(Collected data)
** start **
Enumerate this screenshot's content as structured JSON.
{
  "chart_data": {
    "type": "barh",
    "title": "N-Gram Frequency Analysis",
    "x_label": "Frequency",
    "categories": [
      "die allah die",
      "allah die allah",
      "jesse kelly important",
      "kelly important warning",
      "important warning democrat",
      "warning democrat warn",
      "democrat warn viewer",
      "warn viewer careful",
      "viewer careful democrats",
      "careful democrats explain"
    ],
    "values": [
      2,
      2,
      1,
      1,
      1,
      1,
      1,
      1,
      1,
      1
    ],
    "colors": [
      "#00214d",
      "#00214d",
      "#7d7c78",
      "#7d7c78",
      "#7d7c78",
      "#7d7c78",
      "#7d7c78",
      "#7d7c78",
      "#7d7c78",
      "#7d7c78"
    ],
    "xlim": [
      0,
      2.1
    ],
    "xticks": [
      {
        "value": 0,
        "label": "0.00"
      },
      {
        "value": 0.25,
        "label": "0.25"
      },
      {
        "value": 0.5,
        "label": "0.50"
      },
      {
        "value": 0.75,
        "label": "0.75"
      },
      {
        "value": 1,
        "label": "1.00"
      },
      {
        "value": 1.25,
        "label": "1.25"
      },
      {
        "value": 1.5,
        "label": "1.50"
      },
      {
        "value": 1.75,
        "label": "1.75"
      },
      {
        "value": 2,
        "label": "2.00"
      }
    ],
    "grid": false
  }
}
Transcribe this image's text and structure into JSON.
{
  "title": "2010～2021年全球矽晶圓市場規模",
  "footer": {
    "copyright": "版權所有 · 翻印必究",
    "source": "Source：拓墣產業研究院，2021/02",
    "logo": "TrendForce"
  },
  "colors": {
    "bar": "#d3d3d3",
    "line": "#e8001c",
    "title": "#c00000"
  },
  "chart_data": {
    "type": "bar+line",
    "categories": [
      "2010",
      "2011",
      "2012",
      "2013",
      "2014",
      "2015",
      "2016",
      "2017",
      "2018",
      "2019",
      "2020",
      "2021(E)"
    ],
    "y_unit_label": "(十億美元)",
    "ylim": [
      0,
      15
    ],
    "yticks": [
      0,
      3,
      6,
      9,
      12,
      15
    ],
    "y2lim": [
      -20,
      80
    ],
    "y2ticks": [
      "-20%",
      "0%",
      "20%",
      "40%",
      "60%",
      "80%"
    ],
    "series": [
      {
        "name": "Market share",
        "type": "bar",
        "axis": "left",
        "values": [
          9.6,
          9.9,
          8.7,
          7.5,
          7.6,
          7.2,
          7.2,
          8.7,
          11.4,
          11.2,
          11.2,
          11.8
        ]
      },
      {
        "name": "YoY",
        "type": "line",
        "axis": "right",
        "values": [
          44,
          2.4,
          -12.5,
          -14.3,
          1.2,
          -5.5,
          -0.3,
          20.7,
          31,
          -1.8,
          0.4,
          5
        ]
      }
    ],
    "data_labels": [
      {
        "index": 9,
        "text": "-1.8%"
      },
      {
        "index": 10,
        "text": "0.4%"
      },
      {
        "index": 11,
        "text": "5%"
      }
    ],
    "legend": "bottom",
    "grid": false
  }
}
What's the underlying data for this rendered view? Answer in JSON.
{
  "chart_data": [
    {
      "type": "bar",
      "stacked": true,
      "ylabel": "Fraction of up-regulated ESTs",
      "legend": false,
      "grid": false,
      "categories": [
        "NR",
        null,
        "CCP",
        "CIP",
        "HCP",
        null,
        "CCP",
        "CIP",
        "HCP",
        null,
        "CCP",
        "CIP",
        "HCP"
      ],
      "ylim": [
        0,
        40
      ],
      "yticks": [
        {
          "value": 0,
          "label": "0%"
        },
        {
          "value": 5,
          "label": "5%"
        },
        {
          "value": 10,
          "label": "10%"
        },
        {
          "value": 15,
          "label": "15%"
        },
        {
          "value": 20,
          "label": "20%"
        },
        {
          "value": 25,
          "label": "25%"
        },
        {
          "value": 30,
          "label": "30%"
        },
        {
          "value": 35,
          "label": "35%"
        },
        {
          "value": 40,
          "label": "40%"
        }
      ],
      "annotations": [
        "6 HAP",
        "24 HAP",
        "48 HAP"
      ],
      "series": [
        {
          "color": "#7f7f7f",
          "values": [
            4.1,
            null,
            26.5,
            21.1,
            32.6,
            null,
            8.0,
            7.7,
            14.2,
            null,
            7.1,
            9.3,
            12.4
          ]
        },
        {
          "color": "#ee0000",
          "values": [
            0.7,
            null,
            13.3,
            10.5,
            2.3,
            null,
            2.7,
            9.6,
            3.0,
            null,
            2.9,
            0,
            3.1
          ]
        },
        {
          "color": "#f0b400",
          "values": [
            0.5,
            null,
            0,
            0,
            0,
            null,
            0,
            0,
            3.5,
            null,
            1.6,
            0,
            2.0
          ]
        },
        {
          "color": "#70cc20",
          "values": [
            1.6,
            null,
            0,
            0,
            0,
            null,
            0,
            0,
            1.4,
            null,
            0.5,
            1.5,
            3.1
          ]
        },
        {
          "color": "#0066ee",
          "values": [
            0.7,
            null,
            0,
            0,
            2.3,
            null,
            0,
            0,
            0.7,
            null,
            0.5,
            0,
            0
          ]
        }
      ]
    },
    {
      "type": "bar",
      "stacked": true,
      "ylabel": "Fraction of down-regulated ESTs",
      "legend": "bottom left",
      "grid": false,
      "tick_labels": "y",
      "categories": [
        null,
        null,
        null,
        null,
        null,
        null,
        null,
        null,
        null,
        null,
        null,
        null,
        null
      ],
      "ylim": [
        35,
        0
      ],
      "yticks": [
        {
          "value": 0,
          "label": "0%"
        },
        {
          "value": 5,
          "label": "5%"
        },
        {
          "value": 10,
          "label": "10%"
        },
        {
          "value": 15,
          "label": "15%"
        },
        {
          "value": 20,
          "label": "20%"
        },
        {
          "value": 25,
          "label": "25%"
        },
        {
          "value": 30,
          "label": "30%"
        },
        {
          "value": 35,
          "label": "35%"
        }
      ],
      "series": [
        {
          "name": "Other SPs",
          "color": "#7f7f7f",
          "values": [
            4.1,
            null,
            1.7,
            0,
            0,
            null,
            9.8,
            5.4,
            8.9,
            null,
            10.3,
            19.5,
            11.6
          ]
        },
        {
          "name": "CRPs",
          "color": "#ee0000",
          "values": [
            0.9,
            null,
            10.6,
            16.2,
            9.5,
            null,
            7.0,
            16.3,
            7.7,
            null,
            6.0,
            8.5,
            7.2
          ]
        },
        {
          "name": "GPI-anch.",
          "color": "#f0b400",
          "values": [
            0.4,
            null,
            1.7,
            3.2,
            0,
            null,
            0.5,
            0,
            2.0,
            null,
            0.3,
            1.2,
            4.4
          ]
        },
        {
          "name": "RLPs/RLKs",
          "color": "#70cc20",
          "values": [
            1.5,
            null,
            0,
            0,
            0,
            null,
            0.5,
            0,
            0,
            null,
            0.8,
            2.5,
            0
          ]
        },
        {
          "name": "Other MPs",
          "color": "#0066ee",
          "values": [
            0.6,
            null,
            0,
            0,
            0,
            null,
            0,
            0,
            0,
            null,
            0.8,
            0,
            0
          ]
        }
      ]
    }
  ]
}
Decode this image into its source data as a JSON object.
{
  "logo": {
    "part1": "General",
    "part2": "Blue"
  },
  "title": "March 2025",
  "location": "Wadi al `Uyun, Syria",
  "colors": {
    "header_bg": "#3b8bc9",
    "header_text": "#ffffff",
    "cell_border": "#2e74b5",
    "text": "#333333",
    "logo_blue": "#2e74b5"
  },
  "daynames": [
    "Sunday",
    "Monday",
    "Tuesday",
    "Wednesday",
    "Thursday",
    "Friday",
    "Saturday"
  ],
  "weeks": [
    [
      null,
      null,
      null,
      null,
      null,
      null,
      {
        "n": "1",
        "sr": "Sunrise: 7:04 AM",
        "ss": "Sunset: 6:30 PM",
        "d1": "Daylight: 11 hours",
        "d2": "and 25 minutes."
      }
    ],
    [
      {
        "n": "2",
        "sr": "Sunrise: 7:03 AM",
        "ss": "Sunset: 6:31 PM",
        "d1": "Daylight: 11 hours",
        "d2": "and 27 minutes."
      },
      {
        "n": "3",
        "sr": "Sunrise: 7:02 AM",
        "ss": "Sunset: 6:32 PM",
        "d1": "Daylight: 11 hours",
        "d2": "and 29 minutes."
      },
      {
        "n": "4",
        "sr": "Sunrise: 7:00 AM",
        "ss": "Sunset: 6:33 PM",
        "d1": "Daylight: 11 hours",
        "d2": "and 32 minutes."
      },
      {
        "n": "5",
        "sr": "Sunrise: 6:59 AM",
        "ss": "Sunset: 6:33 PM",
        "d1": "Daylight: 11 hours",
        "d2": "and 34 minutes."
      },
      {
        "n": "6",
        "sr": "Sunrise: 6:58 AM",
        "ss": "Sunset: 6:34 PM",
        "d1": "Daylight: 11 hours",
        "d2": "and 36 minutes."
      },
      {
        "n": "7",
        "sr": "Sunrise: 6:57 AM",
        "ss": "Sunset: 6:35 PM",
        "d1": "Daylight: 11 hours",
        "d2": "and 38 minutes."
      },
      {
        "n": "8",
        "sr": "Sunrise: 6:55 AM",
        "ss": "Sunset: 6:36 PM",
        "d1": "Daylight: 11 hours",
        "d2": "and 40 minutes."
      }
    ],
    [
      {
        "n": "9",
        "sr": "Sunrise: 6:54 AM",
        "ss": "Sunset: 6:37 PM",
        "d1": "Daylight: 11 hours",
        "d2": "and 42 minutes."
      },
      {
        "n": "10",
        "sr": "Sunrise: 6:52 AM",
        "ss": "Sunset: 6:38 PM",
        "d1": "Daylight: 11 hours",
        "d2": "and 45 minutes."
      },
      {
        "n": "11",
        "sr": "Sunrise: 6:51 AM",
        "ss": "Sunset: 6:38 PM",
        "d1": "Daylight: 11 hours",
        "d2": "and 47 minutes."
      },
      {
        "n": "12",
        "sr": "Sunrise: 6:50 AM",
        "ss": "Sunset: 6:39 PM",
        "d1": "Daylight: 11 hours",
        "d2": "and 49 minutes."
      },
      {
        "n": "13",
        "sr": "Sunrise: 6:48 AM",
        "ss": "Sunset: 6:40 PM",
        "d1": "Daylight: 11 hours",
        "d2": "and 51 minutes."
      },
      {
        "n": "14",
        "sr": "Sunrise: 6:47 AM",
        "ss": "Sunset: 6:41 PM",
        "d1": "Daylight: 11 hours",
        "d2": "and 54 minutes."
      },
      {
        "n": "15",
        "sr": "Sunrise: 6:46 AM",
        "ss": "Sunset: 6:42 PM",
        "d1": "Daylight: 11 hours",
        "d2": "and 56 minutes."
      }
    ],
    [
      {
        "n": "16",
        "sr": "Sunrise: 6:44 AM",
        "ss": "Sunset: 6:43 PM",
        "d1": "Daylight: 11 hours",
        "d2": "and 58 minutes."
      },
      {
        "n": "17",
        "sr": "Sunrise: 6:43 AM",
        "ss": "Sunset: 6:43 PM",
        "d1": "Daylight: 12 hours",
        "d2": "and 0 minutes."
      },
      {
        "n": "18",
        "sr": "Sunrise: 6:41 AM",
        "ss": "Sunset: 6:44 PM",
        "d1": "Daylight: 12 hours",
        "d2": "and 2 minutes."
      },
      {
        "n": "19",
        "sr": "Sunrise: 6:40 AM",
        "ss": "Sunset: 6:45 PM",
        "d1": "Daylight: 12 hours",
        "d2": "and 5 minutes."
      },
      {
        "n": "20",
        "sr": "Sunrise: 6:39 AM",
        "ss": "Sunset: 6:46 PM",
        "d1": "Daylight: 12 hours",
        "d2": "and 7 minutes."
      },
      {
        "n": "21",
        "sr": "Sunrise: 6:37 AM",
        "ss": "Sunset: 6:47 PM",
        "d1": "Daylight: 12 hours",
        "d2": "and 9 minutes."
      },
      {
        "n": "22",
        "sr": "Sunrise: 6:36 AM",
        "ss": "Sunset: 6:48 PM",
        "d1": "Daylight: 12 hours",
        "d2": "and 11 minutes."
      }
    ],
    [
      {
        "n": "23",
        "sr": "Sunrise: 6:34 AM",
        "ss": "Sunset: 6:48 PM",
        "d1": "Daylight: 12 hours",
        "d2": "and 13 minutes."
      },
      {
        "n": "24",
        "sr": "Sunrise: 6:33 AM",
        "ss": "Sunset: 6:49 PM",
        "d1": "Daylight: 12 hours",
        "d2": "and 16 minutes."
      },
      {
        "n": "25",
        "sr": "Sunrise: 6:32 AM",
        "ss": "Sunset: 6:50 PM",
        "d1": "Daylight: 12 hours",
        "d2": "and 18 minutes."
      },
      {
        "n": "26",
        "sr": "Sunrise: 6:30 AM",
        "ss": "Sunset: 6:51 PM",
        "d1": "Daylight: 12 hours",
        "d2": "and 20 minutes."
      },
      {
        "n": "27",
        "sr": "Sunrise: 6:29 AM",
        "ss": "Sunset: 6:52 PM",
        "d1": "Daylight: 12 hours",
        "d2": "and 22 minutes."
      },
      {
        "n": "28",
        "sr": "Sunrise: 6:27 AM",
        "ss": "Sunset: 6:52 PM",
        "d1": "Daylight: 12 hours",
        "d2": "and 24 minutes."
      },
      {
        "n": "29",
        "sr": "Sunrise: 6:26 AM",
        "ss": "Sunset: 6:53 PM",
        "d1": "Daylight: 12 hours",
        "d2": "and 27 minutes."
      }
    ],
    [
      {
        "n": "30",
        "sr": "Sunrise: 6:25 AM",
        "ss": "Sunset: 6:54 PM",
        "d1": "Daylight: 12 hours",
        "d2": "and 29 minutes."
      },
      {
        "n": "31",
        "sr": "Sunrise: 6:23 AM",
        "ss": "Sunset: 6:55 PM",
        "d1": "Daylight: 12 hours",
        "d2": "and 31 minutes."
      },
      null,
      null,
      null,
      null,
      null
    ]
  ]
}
** end **
=== Your instructions ===
Copy out each line of the entries that holds "ylabel".

=== Task solution ===
      "ylabel": "Fraction of up-regulated ESTs",
      "ylabel": "Fraction of down-regulated ESTs",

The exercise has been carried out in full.